The first time I measured a doorway for a double door installation, I made the mistake almost every homeowner makes.
I measured the door itself, not the rough opening. The numbers looked right, the door arrived, and the existing framing told a very different story. That experience cost time, a restocking fee, and about ten days of delays on a project that should have taken two.
Here’s the direct answer before anything else: standard double doors are 60 to 72 inches wide in total, with each panel running 30 to 36 inches. Standard height is 80 inches, though 84-inch and 96-inch versions are widely available in newer builds with taller ceilings.
That number covers the most common scenario: a front entry double door on a residential home. If you’re working with interior double doors, French doors, closet configurations, or a patio sliding system, the sizing logic is different.
And then there’s the rough opening, the frame, and whether your existing wall can actually support a double configuration. All of that matters, and it’s all covered here.

* _STORED DATA_

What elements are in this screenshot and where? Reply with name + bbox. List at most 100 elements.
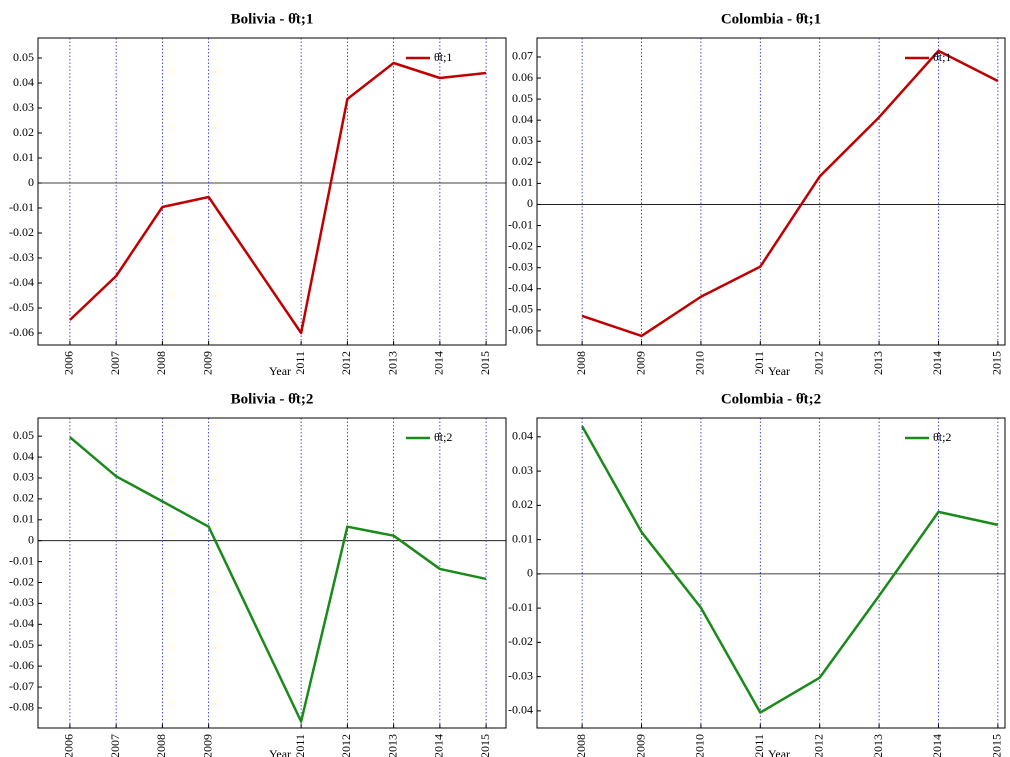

* _GIVEN INSTRUCTION A_
Transcribe the double door sizing passage verbatim, everything from "That number covers" down to "all covered here.".
* _GIVEN INSTRUCTION B_
Extend the passage on double door sizing, beginning after its final sentence.

* _RIGHT ANSWER A_
That number covers the most common scenario: a front entry double door on a residential home. If you’re working with interior double doors, French doors, closet configurations, or a patio sliding system, the sizing logic is different.
And then there’s the rough opening, the frame, and whether your existing wall can actually support a double configuration. All of that matters, and it’s all covered here.

* _RIGHT ANSWER B_
Standard Double Door Width: The Direct Answer by Door Type

Standard double doors in US residential construction run 60 to 72 inches total width. Each panel is 30 to 36 inches. Standard height is 80 inches, with 84-inch and 96-inch options for taller ceilings. Standard thickness on exterior double doors is 1¾ inches.
These measurements refer to the door slab, which is the panel itself. The frame, the rough opening, and the installation clearance all require additional space. That distinction is where most ordering mistakes happen, and we’ll cover it in detail further down.
The Most Common Configuration
For front entry double doors, 72 inches total (two 36-inch panels) is the most common choice in US residential construction. It reads substantial from the street, handles furniture movement without drama, and is available in the widest range of styles and materials.
The 60-inch configuration (two 30-inch panels) shows up more often in interior applications, master suite entries, and older homes with tighter wall sections.
One thing worth knowing up front: in most double door setups, one panel is the “active” leaf you open daily, while the other stays fixed with flush bolts. You release the fixed panel when you need full width, like moving a large piece of furniture. This affects how you think about real-world clear opening width.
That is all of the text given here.